§ EXERCISE AIM: Among the lines of this listing, determine how many contain the string "width". Answer with the number only.

§ Items from a figure collection:
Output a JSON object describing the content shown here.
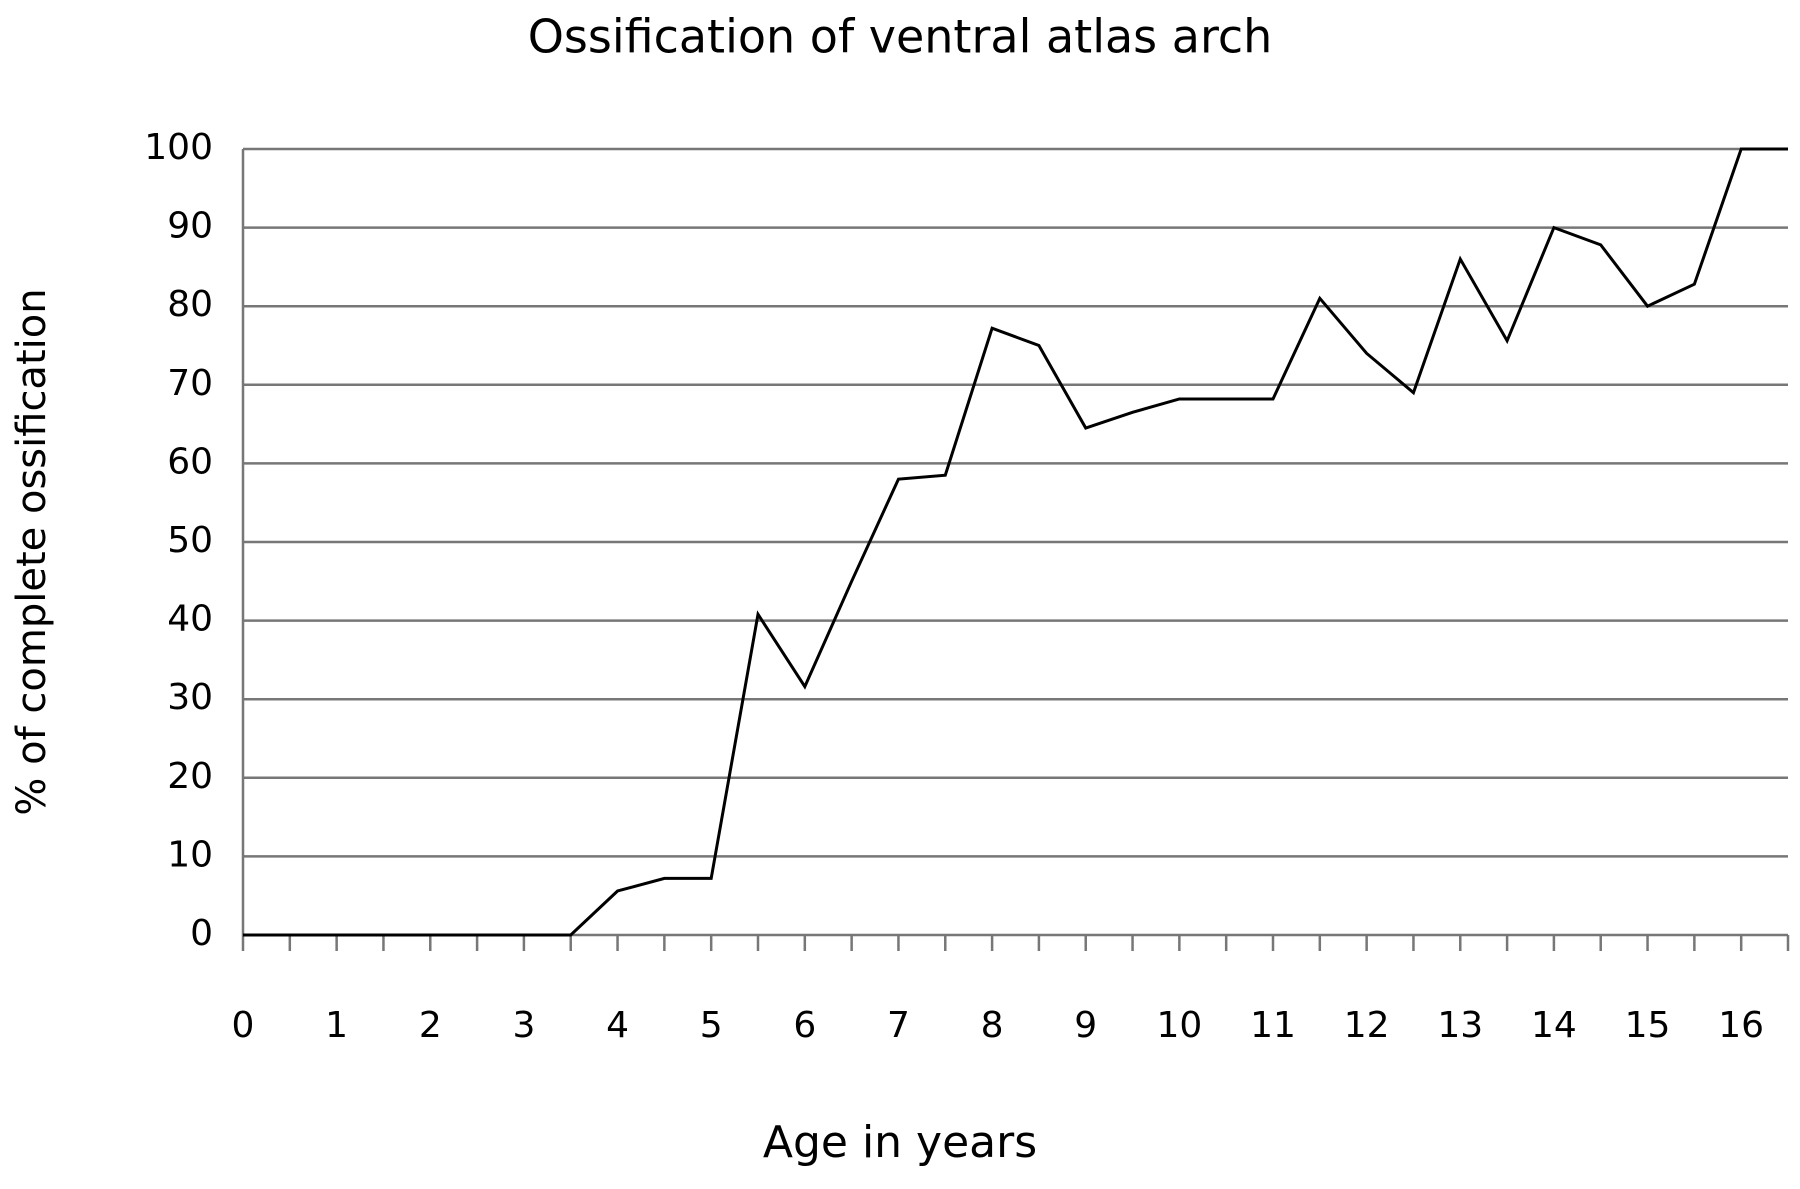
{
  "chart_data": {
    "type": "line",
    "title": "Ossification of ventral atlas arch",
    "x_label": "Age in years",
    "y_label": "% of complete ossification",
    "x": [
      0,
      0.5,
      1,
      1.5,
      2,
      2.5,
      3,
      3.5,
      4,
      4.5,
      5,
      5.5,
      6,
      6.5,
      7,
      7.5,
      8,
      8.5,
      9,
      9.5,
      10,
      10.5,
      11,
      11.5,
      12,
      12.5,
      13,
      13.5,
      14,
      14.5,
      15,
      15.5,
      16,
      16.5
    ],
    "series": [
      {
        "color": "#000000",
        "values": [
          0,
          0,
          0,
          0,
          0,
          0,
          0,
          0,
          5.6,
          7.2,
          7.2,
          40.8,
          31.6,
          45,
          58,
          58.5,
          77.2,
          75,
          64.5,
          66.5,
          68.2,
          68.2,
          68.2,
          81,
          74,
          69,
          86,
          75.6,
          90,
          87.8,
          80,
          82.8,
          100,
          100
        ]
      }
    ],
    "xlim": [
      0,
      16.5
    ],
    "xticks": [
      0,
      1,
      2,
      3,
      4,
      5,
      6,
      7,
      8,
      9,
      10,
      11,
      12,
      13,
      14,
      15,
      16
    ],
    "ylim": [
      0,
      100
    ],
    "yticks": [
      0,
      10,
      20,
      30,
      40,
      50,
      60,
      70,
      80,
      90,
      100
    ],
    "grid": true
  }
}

---

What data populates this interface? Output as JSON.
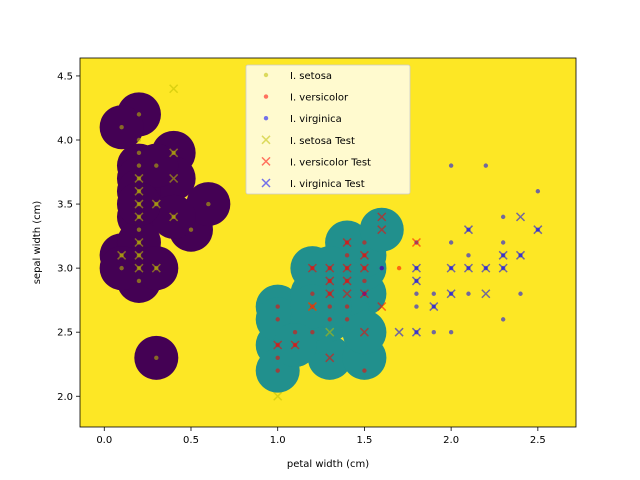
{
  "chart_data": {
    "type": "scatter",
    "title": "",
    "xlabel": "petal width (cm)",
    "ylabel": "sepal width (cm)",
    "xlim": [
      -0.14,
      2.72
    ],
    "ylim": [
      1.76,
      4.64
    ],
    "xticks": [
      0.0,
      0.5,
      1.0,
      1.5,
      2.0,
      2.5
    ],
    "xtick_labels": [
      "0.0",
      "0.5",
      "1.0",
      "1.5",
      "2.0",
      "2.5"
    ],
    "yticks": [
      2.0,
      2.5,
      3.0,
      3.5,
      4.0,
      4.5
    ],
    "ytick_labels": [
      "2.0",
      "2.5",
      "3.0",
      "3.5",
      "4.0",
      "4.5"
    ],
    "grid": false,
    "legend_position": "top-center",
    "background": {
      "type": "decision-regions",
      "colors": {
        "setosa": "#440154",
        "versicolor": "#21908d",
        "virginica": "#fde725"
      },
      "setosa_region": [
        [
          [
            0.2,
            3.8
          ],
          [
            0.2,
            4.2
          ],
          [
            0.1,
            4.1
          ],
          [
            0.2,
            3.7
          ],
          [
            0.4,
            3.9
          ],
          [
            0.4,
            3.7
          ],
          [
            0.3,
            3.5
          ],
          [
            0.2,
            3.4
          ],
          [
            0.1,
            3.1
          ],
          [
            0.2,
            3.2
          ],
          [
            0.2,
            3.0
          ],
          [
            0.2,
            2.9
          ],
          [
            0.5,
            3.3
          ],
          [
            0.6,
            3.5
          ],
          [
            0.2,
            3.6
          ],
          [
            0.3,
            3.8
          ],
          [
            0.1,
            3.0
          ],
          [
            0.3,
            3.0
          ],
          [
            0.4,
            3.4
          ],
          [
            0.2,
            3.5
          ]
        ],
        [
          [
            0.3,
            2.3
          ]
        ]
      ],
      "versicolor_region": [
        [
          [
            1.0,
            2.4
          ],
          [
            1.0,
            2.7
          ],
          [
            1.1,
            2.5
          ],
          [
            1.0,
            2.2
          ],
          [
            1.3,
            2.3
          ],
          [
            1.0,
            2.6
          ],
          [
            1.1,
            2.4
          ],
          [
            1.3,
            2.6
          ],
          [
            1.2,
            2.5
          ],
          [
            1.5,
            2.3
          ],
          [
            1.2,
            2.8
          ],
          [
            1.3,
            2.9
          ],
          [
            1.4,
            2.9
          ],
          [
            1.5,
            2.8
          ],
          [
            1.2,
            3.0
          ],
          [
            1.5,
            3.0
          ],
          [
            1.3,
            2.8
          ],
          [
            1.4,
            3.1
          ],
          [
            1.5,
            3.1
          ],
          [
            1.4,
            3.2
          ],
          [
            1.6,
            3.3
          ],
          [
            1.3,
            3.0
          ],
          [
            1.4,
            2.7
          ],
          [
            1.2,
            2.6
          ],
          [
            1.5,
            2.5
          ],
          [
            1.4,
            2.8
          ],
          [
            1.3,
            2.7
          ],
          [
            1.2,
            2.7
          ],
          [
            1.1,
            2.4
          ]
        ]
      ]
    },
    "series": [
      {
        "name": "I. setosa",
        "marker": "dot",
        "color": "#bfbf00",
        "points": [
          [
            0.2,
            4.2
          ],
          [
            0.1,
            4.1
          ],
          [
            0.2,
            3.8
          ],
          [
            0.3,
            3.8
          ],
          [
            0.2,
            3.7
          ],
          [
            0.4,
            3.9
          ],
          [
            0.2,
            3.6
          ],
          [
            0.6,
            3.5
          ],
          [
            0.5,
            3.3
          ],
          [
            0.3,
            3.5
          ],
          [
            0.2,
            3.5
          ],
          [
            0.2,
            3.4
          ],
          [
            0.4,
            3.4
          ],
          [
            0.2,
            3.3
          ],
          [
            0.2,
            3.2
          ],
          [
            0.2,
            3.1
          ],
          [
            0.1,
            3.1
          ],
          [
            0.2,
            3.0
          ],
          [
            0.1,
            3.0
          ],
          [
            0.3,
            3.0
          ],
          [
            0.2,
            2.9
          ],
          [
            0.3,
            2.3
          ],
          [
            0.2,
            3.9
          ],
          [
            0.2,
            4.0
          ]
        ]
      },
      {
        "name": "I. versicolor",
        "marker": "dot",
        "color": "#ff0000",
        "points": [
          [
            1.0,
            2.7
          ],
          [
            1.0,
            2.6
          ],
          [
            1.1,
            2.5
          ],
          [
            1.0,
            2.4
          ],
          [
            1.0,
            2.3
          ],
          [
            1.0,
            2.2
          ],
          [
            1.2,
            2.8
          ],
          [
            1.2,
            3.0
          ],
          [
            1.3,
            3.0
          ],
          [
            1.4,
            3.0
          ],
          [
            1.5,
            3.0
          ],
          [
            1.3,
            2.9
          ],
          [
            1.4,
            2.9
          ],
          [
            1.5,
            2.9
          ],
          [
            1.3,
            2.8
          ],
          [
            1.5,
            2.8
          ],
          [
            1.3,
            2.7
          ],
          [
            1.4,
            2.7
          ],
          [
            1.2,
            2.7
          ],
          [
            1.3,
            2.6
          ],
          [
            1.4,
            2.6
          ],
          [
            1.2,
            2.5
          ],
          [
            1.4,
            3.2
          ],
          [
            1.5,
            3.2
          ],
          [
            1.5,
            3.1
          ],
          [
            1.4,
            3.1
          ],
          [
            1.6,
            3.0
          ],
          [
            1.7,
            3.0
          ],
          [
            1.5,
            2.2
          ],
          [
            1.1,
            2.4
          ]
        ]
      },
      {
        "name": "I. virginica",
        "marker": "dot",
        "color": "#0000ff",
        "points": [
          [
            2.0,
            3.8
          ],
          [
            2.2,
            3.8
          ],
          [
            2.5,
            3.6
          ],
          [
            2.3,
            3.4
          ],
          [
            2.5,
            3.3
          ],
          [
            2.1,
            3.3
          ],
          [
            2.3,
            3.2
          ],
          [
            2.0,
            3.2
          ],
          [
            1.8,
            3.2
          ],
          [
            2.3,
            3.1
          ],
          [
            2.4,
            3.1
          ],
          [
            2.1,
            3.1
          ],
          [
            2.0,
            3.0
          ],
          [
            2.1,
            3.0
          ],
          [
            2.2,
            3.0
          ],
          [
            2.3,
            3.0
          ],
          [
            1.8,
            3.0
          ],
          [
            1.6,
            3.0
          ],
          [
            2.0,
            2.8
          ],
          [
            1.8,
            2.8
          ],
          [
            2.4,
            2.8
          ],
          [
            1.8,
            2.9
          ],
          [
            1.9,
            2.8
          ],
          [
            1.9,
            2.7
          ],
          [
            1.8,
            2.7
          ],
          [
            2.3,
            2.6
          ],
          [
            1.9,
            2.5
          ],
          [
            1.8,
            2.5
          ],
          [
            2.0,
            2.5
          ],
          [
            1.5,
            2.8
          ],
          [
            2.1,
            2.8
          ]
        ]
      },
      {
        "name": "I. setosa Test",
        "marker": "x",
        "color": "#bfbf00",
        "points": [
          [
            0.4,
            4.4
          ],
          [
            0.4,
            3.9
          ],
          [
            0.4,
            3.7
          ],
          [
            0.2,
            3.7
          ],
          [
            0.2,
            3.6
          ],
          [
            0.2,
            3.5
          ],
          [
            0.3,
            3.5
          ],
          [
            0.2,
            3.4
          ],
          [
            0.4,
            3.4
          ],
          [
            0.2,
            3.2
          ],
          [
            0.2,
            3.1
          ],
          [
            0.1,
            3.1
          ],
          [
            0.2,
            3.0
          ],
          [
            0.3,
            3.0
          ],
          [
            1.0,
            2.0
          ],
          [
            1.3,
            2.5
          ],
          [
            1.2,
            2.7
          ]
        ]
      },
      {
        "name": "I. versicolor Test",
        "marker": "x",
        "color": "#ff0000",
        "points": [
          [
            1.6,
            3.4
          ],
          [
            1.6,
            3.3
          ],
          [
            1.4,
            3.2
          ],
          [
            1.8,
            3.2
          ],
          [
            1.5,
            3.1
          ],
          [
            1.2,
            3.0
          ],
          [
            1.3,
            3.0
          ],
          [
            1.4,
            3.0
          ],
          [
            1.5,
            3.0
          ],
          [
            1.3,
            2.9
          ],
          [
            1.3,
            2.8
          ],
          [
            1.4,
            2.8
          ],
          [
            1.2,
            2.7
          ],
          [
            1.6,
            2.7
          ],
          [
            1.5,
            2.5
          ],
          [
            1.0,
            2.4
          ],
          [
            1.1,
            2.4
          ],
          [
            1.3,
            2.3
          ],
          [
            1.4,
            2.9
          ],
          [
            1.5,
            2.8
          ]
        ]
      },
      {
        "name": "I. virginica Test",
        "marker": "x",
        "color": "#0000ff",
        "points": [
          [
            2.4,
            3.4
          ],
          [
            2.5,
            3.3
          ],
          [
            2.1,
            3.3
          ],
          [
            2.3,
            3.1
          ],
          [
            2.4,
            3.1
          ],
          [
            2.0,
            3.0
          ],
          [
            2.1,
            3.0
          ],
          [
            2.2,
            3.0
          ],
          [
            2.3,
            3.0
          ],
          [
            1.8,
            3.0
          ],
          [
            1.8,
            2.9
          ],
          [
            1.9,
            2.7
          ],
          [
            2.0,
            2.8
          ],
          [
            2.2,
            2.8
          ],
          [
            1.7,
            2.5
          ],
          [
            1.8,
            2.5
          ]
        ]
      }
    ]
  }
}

§ THE RESPONSE: 2